**DATA FOR THIS EXERCISE**
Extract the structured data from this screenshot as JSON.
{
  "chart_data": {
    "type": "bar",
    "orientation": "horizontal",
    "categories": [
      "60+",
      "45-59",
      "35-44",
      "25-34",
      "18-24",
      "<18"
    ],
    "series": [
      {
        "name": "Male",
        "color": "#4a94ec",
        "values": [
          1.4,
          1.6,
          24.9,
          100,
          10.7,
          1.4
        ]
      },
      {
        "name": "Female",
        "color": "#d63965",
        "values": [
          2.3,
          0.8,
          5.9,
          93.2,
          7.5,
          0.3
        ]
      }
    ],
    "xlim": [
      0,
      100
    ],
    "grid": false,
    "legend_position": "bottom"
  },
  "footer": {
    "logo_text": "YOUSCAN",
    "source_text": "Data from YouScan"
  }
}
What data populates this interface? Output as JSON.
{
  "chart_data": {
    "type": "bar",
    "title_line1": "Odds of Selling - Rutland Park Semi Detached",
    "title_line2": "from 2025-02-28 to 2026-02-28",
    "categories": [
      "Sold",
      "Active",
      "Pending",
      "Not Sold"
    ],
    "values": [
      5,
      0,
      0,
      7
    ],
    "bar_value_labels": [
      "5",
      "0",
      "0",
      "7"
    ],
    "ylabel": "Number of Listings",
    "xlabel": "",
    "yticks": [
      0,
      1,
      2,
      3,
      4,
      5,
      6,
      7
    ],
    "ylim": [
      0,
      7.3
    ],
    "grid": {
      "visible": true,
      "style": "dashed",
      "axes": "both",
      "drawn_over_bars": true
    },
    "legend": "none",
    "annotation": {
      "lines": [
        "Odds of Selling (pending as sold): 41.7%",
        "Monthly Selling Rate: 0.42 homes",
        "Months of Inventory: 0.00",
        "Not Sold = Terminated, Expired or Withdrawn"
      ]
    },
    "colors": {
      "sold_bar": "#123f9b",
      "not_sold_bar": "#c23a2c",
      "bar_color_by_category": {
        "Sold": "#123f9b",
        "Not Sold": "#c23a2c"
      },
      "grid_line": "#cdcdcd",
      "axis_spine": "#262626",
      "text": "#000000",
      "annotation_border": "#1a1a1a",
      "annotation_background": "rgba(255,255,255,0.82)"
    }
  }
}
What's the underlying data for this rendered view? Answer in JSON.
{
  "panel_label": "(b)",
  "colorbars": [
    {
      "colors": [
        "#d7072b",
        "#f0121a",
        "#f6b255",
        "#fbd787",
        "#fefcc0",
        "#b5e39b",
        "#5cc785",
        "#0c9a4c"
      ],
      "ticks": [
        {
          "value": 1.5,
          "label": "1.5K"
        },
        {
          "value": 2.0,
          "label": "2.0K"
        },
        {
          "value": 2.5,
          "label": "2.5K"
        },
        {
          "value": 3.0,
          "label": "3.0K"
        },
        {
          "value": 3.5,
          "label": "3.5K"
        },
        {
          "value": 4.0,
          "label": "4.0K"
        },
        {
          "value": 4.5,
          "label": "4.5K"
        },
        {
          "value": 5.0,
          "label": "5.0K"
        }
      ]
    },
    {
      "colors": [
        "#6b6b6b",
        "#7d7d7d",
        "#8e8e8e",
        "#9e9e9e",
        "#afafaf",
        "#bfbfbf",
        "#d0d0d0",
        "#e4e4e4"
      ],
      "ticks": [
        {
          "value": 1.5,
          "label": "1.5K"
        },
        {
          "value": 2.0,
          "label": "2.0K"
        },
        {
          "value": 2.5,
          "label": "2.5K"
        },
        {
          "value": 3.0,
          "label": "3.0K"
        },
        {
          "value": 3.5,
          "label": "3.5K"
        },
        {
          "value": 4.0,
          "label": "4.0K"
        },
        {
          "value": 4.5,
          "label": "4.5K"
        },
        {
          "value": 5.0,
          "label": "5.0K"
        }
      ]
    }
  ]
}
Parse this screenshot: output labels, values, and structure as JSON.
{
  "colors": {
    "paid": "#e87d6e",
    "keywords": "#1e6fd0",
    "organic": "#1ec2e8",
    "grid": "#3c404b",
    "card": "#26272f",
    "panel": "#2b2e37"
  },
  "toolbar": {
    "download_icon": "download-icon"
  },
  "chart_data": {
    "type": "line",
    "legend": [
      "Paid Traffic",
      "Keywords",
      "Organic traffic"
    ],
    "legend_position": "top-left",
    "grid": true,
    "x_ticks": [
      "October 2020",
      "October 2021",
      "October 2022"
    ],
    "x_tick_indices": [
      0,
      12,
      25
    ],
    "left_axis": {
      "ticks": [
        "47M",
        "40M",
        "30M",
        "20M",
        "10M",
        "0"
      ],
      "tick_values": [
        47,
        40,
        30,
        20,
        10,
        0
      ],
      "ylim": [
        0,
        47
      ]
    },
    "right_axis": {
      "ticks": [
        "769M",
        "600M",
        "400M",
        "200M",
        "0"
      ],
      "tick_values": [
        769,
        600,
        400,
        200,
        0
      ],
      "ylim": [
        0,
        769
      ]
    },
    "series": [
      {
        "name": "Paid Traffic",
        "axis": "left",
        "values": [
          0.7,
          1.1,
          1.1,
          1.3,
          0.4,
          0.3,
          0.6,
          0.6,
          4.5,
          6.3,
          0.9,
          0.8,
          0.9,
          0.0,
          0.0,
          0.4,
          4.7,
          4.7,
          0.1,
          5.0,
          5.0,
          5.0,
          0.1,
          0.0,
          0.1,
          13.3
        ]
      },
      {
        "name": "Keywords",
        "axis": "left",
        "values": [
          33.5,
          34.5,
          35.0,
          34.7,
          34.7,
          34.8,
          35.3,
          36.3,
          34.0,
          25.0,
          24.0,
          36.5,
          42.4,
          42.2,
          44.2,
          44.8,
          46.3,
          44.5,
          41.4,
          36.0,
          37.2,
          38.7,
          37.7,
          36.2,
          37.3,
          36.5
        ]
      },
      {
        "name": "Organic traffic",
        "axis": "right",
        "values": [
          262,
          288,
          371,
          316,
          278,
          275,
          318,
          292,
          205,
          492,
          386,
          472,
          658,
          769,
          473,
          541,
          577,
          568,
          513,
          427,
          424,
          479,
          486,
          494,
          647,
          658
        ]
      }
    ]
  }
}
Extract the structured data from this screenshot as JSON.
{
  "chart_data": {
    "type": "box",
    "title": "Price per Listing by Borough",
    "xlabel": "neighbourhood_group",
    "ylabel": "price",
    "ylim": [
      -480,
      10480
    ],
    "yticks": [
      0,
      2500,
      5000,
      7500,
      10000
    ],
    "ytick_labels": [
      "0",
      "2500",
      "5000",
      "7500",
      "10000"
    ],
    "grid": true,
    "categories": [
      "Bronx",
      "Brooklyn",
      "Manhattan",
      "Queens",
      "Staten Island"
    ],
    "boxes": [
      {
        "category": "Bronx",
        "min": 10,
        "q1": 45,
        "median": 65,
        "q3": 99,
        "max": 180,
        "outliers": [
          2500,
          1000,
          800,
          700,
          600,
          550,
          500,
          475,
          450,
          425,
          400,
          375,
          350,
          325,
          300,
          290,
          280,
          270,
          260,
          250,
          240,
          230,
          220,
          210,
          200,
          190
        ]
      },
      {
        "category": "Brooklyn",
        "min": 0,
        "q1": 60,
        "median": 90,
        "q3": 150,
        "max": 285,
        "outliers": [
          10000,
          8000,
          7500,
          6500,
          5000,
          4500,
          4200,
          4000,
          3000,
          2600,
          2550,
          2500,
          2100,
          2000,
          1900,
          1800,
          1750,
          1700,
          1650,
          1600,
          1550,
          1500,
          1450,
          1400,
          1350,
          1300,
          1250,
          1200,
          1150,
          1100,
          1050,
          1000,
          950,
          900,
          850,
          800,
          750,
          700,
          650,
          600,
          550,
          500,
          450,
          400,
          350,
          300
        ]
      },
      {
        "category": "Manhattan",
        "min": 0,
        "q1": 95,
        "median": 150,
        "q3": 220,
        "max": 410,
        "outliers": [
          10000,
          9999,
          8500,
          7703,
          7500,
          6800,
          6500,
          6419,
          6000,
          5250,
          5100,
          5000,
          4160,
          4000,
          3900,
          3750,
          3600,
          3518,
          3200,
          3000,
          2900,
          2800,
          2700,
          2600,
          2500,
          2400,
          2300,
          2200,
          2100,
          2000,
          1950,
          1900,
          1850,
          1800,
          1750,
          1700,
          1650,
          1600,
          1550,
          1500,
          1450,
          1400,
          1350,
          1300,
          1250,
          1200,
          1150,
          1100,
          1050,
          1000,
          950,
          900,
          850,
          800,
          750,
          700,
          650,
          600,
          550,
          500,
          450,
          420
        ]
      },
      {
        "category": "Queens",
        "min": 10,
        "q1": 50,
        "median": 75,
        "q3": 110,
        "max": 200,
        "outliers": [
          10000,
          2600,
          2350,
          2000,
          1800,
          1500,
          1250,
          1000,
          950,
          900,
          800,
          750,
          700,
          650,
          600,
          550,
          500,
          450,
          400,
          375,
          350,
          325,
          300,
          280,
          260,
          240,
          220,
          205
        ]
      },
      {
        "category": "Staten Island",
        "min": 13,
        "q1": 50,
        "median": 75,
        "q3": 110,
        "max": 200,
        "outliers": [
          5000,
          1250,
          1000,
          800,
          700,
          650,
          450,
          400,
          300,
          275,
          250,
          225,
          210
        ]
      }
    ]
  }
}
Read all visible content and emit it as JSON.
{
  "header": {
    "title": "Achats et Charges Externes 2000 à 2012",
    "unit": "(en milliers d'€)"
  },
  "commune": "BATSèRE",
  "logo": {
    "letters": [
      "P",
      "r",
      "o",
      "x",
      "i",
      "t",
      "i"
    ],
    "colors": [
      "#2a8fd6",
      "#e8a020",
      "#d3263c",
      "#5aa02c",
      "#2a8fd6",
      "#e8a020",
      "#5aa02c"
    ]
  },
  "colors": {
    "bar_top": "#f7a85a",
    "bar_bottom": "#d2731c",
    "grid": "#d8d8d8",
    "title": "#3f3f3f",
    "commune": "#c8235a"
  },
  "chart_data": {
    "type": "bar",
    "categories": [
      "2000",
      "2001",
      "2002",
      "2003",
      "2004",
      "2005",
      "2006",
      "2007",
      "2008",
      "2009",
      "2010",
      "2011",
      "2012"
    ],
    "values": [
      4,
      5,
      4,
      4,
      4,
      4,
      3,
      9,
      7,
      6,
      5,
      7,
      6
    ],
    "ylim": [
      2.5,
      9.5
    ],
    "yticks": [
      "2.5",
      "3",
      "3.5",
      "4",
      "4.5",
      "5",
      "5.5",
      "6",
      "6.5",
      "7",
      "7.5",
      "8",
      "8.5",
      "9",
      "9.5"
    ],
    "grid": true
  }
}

**EXERCISE GOAL**
In the entries above, identify every line with the word "Island". Copy those lines.

**ANSWER**
      "Staten Island"
        "category": "Staten Island",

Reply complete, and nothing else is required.